* _Work instructions_
Your task is to gather the lines below that hold the string "grande".

* _Input_
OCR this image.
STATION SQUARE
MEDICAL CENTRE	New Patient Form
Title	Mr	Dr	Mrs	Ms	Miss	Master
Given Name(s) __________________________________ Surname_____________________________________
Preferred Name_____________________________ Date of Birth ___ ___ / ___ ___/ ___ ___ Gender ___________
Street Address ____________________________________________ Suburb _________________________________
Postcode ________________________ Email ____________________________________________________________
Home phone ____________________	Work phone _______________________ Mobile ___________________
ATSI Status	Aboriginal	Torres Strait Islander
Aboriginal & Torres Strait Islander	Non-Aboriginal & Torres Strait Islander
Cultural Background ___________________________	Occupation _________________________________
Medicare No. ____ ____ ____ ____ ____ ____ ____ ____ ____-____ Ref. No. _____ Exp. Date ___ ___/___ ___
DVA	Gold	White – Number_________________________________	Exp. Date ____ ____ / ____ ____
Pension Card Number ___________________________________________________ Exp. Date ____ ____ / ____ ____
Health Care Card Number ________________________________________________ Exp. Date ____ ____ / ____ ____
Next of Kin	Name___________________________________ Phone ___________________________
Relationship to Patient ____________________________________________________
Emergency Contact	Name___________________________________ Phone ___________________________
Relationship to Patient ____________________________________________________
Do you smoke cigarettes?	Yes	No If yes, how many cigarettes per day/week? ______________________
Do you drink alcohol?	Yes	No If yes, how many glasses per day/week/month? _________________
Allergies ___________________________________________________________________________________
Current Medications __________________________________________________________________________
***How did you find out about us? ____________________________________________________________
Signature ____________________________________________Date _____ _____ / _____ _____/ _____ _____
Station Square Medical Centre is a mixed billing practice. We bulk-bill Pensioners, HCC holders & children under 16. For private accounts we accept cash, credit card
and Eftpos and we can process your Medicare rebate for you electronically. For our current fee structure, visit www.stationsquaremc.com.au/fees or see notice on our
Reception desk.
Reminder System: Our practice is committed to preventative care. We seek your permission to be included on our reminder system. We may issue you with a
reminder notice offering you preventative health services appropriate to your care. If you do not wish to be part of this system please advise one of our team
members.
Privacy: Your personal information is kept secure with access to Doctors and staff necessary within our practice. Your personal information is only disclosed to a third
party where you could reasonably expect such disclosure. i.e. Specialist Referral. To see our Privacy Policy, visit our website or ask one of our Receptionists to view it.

==

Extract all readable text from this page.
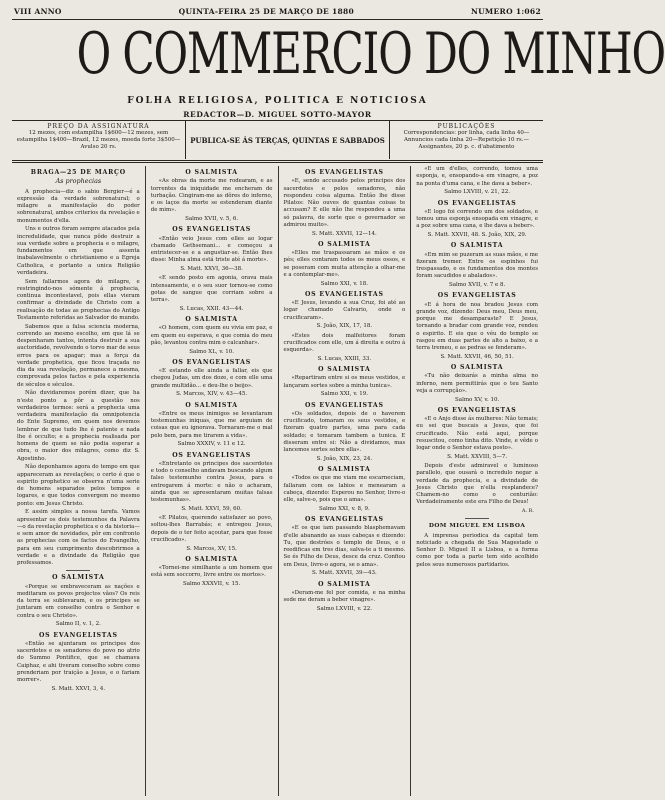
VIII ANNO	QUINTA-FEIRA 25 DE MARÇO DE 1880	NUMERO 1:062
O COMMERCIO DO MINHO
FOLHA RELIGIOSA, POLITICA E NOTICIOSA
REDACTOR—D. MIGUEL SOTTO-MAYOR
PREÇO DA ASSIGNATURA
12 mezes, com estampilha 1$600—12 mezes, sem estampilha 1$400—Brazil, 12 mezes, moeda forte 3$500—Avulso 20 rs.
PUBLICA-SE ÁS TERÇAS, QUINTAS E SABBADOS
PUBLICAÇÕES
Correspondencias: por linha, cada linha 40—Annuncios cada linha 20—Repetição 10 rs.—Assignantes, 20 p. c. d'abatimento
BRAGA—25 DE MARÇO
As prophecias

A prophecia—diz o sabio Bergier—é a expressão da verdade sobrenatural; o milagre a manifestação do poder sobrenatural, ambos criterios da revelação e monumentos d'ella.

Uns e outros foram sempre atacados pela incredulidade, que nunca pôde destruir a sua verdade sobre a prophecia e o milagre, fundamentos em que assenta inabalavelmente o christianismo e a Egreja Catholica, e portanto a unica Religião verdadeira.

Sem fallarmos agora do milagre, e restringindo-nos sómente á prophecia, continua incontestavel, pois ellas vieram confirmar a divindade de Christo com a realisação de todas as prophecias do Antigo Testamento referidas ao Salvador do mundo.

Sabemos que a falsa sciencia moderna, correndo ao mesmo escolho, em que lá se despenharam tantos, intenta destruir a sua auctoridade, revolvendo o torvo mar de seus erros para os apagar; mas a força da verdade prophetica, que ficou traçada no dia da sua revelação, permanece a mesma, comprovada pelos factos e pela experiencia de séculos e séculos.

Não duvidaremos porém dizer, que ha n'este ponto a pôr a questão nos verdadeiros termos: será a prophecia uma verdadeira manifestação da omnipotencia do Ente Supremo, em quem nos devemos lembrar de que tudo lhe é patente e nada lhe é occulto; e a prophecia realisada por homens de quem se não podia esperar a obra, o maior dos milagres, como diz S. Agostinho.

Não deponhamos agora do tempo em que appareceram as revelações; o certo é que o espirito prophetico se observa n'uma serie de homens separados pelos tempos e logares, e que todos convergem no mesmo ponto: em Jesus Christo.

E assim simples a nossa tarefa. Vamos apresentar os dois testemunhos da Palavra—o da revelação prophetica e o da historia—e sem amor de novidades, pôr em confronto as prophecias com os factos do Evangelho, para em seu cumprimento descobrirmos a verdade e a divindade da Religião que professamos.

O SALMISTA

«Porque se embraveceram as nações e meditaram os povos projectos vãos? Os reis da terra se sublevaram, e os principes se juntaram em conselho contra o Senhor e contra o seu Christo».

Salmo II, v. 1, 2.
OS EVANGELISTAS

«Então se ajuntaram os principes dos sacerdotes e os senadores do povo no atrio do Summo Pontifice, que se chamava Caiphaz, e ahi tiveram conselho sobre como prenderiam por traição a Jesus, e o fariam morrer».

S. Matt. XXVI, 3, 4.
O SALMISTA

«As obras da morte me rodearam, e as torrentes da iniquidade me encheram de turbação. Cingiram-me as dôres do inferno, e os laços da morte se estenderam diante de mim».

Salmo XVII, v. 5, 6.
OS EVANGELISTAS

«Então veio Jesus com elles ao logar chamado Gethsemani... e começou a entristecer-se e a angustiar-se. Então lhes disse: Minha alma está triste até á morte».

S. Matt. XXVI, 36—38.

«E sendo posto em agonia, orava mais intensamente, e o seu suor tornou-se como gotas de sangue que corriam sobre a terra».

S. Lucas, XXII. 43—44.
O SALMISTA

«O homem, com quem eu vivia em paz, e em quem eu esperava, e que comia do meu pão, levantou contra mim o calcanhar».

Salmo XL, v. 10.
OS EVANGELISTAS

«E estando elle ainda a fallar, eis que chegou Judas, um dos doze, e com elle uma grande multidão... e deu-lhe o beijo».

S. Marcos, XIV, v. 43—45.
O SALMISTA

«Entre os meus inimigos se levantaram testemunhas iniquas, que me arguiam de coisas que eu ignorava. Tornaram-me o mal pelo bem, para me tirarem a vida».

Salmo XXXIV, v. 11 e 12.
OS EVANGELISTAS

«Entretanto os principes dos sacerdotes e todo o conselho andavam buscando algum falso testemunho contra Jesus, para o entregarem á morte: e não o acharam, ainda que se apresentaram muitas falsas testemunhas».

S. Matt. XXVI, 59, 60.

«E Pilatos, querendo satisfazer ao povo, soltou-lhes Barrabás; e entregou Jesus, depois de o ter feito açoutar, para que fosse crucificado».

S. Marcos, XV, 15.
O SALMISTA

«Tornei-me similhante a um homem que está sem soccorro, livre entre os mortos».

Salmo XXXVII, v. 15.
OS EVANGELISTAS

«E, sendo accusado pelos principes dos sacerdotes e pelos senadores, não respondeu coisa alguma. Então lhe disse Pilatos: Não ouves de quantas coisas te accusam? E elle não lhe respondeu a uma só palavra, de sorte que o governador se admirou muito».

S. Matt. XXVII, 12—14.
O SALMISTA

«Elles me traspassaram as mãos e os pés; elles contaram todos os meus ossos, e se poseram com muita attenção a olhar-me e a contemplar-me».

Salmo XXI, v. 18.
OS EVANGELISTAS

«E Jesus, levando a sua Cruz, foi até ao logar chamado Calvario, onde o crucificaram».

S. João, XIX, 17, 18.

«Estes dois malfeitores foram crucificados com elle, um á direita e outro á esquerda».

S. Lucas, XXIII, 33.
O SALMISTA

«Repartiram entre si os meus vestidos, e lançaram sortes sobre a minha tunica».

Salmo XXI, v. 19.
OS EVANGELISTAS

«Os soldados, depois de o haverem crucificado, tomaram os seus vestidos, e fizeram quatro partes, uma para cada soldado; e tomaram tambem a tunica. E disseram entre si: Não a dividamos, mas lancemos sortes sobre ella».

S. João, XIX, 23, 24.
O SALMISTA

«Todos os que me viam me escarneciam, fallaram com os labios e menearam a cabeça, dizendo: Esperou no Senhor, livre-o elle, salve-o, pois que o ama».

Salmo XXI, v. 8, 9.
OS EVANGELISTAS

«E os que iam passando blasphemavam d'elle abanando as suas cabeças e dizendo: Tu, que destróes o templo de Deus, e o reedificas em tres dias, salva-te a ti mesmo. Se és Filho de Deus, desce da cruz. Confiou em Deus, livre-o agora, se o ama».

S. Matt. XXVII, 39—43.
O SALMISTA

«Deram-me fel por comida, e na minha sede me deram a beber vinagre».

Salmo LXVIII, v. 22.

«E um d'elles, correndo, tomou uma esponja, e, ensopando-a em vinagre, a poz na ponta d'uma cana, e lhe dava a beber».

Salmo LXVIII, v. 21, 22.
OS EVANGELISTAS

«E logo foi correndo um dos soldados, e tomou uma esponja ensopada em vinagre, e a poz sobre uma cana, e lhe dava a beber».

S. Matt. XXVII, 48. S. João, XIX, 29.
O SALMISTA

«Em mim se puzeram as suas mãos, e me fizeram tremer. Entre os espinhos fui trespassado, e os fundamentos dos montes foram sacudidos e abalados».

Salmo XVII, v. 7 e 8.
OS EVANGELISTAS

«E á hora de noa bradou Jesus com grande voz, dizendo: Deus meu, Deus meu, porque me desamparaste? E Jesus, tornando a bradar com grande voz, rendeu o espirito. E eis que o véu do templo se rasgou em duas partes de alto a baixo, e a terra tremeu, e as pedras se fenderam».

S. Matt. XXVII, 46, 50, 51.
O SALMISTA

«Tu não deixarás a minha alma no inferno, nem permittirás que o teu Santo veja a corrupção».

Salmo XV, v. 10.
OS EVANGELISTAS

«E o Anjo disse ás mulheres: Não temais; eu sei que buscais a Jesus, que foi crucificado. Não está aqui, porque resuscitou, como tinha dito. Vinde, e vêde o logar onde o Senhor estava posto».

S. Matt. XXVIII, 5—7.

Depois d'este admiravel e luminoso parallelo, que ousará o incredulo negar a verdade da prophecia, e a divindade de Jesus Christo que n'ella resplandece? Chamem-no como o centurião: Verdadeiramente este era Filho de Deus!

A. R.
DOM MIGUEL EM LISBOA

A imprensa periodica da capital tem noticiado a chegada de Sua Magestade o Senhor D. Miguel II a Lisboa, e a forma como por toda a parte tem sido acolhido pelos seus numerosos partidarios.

==

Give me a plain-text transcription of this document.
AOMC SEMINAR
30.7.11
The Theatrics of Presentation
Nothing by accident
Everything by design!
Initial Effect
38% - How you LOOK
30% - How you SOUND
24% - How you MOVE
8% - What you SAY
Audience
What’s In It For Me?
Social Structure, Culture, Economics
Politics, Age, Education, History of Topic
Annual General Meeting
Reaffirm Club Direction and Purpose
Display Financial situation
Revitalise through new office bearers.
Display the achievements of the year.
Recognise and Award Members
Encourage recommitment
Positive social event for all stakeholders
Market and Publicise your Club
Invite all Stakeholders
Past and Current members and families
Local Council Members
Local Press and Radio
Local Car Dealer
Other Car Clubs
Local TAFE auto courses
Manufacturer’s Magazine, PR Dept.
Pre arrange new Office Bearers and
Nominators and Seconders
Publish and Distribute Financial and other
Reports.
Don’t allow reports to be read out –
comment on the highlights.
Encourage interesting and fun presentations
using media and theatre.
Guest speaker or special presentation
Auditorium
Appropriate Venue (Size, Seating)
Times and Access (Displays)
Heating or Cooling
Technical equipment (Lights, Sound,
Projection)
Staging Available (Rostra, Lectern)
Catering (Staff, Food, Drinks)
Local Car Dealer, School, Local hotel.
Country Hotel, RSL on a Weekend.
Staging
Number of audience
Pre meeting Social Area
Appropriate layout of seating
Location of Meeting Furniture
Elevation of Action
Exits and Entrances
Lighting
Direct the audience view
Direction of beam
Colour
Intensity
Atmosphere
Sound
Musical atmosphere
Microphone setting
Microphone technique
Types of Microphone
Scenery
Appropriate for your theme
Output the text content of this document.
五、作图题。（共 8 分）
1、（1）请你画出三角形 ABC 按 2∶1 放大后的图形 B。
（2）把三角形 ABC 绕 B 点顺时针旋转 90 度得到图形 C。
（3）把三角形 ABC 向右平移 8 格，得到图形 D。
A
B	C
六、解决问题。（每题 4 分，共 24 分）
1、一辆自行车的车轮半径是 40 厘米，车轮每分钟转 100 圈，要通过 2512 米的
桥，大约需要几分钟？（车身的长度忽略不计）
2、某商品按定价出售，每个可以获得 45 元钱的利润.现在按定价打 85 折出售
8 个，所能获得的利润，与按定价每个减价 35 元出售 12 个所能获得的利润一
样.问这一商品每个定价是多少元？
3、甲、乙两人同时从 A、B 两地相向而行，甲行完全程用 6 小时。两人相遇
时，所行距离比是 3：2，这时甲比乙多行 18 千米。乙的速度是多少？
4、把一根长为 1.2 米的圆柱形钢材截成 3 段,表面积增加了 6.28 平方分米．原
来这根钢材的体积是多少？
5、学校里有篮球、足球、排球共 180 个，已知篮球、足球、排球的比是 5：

* _Output for this task_
«E estando elle ainda a fallar, eis que chegou Judas, um dos doze, e com elle uma grande multidão... e deu-lhe o beijo».
«E á hora de noa bradou Jesus com grande voz, dizendo: Deus meu, Deus meu, porque me desamparaste? E Jesus, tornando a bradar com grande voz, rendeu o espirito. E eis que o véu do templo se rasgou em duas partes de alto a baixo, e a terra tremeu, e as pedras se fenderam».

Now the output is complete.